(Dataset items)
= = =
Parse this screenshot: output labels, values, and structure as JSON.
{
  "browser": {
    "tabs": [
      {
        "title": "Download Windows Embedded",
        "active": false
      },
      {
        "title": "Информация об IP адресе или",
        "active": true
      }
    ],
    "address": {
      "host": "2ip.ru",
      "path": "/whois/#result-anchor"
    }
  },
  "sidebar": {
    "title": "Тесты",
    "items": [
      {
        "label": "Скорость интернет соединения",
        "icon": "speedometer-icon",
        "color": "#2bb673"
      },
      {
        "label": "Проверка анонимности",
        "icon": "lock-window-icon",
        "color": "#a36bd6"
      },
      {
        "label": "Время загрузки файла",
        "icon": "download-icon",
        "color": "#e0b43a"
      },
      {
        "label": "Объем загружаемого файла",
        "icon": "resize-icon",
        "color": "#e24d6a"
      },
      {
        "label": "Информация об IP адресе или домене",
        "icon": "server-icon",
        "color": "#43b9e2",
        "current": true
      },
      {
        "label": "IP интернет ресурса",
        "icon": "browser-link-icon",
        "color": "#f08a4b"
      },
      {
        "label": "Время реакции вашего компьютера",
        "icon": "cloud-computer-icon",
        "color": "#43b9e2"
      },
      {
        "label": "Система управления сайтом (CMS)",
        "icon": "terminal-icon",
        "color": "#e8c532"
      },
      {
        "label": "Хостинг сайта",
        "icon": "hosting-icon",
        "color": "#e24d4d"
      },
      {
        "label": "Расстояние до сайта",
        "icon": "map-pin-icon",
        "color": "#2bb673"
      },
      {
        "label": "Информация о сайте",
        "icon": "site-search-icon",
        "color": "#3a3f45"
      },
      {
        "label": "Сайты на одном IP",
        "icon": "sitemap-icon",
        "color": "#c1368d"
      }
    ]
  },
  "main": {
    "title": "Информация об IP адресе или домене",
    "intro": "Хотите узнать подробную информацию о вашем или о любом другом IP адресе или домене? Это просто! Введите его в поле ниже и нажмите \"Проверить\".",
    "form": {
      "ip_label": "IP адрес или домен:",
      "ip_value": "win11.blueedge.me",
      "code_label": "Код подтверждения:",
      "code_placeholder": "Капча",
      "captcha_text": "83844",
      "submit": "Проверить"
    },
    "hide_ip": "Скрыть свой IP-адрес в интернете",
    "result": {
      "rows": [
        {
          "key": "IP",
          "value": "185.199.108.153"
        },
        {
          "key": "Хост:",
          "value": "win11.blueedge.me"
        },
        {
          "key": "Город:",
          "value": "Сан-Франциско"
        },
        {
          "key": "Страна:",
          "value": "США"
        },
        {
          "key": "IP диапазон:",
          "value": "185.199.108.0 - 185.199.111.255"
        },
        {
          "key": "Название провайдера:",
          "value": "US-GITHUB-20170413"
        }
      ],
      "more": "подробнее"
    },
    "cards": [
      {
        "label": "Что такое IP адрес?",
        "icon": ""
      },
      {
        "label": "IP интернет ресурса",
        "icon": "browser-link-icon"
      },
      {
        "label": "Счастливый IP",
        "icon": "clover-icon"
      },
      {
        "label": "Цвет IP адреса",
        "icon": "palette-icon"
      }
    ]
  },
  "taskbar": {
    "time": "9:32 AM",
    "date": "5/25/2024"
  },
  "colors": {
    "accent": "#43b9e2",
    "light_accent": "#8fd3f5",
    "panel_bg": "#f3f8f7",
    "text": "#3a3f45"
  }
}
= = =
• [WHAT THE EXERCISE ASKS]:
What do the records say? Quote them all exactly.

• [RESPONSE TO THE TASK]:
Parse this screenshot: output labels, values, and structure as JSON.
{
  "browser": {
    "tabs": [
      {
        "title": "Download Windows Embedded",
        "active": false
      },
      {
        "title": "Информация об IP адресе или",
        "active": true
      }
    ],
    "address": {
      "host": "2ip.ru",
      "path": "/whois/#result-anchor"
    }
  },
  "sidebar": {
    "title": "Тесты",
    "items": [
      {
        "label": "Скорость интернет соединения",
        "icon": "speedometer-icon",
        "color": "#2bb673"
      },
      {
        "label": "Проверка анонимности",
        "icon": "lock-window-icon",
        "color": "#a36bd6"
      },
      {
        "label": "Время загрузки файла",
        "icon": "download-icon",
        "color": "#e0b43a"
      },
      {
        "label": "Объем загружаемого файла",
        "icon": "resize-icon",
        "color": "#e24d6a"
      },
      {
        "label": "Информация об IP адресе или домене",
        "icon": "server-icon",
        "color": "#43b9e2",
        "current": true
      },
      {
        "label": "IP интернет ресурса",
        "icon": "browser-link-icon",
        "color": "#f08a4b"
      },
      {
        "label": "Время реакции вашего компьютера",
        "icon": "cloud-computer-icon",
        "color": "#43b9e2"
      },
      {
        "label": "Система управления сайтом (CMS)",
        "icon": "terminal-icon",
        "color": "#e8c532"
      },
      {
        "label": "Хостинг сайта",
        "icon": "hosting-icon",
        "color": "#e24d4d"
      },
      {
        "label": "Расстояние до сайта",
        "icon": "map-pin-icon",
        "color": "#2bb673"
      },
      {
        "label": "Информация о сайте",
        "icon": "site-search-icon",
        "color": "#3a3f45"
      },
      {
        "label": "Сайты на одном IP",
        "icon": "sitemap-icon",
        "color": "#c1368d"
      }
    ]
  },
  "main": {
    "title": "Информация об IP адресе или домене",
    "intro": "Хотите узнать подробную информацию о вашем или о любом другом IP адресе или домене? Это просто! Введите его в поле ниже и нажмите \"Проверить\".",
    "form": {
      "ip_label": "IP адрес или домен:",
      "ip_value": "win11.blueedge.me",
      "code_label": "Код подтверждения:",
      "code_placeholder": "Капча",
      "captcha_text": "83844",
      "submit": "Проверить"
    },
    "hide_ip": "Скрыть свой IP-адрес в интернете",
    "result": {
      "rows": [
        {
          "key": "IP",
          "value": "185.199.108.153"
        },
        {
          "key": "Хост:",
          "value": "win11.blueedge.me"
        },
        {
          "key": "Город:",
          "value": "Сан-Франциско"
        },
        {
          "key": "Страна:",
          "value": "США"
        },
        {
          "key": "IP диапазон:",
          "value": "185.199.108.0 - 185.199.111.255"
        },
        {
          "key": "Название провайдера:",
          "value": "US-GITHUB-20170413"
        }
      ],
      "more": "подробнее"
    },
    "cards": [
      {
        "label": "Что такое IP адрес?",
        "icon": ""
      },
      {
        "label": "IP интернет ресурса",
        "icon": "browser-link-icon"
      },
      {
        "label": "Счастливый IP",
        "icon": "clover-icon"
      },
      {
        "label": "Цвет IP адреса",
        "icon": "palette-icon"
      }
    ]
  },
  "taskbar": {
    "time": "9:32 AM",
    "date": "5/25/2024"
  },
  "colors": {
    "accent": "#43b9e2",
    "light_accent": "#8fd3f5",
    "panel_bg": "#f3f8f7",
    "text": "#3a3f45"
  }
}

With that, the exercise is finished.